# Entries from a dataset
⟨

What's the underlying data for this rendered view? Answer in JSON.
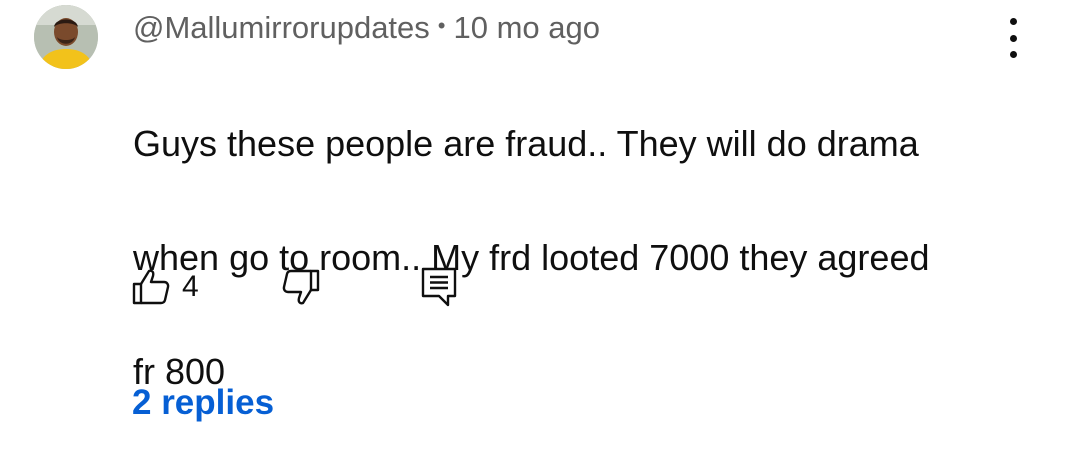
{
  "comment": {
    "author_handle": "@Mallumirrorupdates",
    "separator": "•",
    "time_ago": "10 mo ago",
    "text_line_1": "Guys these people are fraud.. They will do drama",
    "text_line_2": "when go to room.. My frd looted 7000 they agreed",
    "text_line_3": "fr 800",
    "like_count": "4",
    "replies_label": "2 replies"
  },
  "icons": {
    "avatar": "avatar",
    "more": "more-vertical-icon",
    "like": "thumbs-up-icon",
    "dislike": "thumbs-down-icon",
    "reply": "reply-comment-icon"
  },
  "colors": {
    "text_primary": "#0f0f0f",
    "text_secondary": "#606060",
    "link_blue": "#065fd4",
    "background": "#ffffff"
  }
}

⟩
⟨

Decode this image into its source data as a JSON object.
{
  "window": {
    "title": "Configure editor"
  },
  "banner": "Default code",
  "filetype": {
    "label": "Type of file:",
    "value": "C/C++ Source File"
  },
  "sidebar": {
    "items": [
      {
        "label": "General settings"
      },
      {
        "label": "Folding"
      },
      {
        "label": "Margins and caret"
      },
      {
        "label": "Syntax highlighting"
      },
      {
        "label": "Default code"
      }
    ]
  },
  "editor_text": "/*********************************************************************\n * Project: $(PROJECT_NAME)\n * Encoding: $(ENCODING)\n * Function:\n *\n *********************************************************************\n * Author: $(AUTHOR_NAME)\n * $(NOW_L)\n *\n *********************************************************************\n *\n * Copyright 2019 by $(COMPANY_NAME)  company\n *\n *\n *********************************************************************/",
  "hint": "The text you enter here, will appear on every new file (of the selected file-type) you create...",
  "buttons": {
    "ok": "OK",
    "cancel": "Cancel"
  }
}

⟩

# GIVEN TASK
Gather each line in the data that holds the string "JSON".

# WRITTEN SOLUTION
What's the underlying data for this rendered view? Answer in JSON.
Decode this image into its source data as a JSON object.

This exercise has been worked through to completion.